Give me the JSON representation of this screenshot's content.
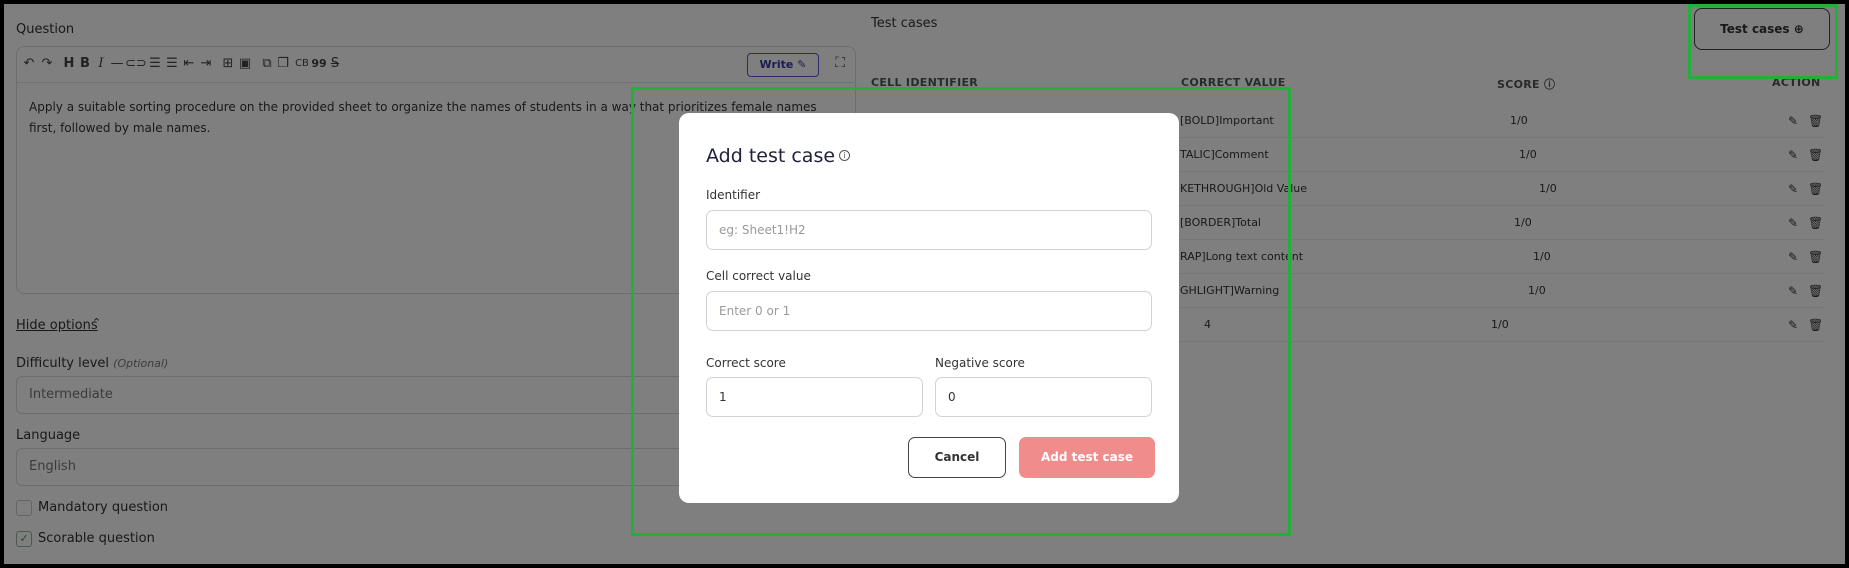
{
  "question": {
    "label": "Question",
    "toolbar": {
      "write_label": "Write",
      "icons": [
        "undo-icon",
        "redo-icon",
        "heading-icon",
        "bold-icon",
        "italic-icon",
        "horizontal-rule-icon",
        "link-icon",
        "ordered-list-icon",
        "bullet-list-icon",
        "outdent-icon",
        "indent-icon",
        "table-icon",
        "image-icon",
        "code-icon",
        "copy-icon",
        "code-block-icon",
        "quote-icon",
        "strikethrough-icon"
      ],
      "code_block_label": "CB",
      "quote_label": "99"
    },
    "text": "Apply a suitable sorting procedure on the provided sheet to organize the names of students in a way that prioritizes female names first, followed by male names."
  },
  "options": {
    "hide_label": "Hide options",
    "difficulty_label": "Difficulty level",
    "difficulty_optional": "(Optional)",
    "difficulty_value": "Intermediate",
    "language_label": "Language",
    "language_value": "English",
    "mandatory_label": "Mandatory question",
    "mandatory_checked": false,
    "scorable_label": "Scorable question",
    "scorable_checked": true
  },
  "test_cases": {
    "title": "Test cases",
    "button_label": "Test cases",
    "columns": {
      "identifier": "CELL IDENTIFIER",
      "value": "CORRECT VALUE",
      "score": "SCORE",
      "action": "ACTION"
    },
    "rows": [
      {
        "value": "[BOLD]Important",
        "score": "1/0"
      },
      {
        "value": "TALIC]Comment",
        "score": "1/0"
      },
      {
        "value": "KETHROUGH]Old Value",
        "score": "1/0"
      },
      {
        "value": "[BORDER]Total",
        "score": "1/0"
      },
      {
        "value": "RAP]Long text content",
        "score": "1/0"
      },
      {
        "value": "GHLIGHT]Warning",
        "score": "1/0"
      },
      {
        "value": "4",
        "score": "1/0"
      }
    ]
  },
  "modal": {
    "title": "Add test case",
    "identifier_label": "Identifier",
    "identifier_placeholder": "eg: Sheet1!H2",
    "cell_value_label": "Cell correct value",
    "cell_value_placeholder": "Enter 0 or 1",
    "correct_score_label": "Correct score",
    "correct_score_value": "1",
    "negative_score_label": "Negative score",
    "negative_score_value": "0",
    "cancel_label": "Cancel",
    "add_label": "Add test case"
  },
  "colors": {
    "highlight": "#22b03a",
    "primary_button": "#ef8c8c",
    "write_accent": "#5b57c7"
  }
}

········

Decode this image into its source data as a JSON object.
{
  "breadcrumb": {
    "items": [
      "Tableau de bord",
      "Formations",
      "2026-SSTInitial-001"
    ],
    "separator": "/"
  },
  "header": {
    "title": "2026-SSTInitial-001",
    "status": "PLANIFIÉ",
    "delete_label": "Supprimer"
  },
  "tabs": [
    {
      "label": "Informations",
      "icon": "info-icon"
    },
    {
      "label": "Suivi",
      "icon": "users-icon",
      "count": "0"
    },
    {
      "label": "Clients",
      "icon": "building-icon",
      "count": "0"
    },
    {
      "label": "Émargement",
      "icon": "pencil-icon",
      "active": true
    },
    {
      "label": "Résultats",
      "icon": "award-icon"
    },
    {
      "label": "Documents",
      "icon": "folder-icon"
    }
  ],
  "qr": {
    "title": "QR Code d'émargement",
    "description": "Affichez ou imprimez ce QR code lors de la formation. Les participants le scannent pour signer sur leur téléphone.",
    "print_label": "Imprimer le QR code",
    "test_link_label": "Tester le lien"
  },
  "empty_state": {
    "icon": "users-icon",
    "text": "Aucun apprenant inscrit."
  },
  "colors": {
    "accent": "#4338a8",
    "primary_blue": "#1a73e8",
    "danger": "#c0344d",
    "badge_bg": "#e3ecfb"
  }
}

········

● Given task:
Look for the word "text" in every line of the listing and copy the lines that have it.

● Task response:
    "text": "Apply a suitable sorting procedure on the provided sheet to organize the names of students in a way that prioritizes female names first, followed by male names."
        "value": "RAP]Long text content",
    "text": "Aucun apprenant inscrit."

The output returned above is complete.